**Requirement:** Check each line of the data below for the word "galvanizli", then extract the ones that have it.

(Collected data)
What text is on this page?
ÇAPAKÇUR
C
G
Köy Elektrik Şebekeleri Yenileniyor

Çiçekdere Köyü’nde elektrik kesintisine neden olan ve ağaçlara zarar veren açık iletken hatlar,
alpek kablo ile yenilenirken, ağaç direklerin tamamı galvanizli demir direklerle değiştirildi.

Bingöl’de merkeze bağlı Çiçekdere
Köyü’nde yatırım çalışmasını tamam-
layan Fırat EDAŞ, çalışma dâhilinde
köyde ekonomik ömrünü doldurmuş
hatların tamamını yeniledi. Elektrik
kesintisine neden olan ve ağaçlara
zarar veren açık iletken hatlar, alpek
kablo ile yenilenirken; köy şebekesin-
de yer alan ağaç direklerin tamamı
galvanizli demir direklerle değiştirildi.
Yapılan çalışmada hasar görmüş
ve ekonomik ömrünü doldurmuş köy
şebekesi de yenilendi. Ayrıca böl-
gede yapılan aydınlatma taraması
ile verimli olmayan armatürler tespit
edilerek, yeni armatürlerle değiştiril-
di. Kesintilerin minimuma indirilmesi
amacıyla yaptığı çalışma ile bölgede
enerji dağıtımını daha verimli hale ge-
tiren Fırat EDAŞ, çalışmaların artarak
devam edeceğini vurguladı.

**Response to the task:**
alpek kablo ile yenilenirken, ağaç direklerin tamamı galvanizli demir direklerle değiştirildi.
galvanizli demir direklerle değiştirildi.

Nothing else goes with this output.